Records from a data collection
================================
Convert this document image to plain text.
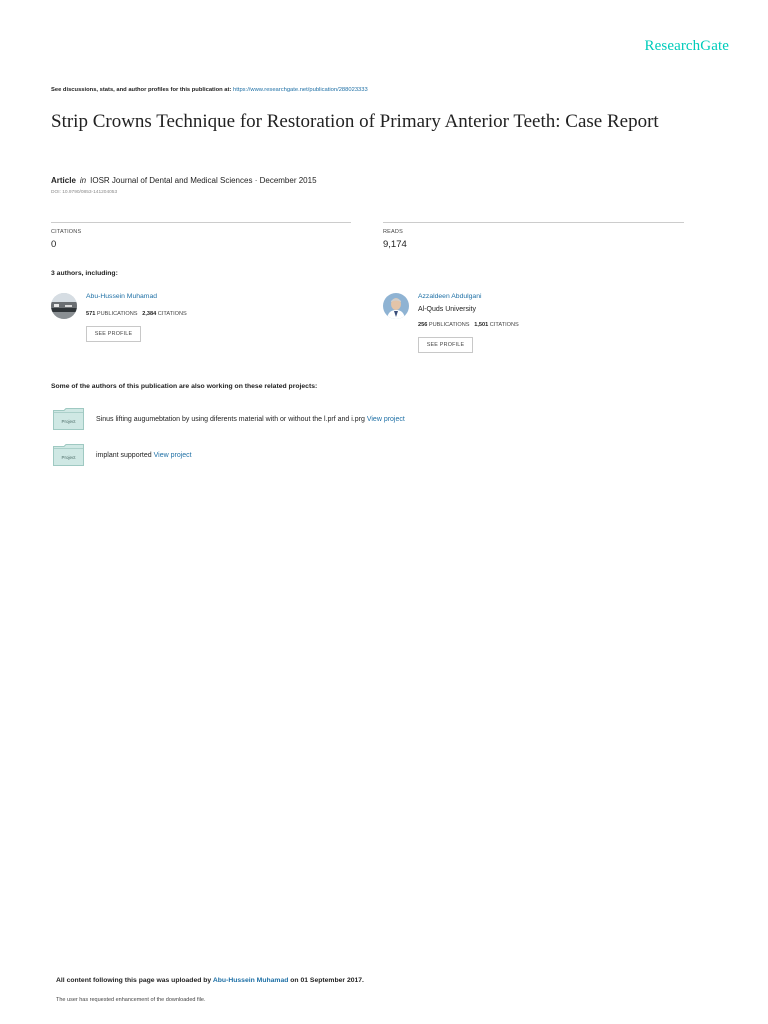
ResearchGate
See discussions, stats, and author profiles for this publication at: https://www.researchgate.net/publication/288023333
Strip Crowns Technique for Restoration of Primary Anterior Teeth: Case Report
Article in IOSR Journal of Dental and Medical Sciences · December 2015
DOI: 10.9790/0853-141204053
CITATIONS
0
READS
9,174
3 authors, including:
Abu-Hussein Muhamad
571 PUBLICATIONS 2,384 CITATIONS
SEE PROFILE
Azzaldeen Abdulgani
Al-Quds University
256 PUBLICATIONS 1,501 CITATIONS
SEE PROFILE
Some of the authors of this publication are also working on these related projects:
Project	Sinus lifting augumebtation by using diferents material with or without the l.prf and i.prg View project
Project	implant supported View project
All content following this page was uploaded by Abu-Hussein Muhamad on 01 September 2017.
The user has requested enhancement of the downloaded file.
================================
SHORT TASK: Give solely the number of lines in the data that contain the string "this".

ANSWER TO THE EXERCISE: 4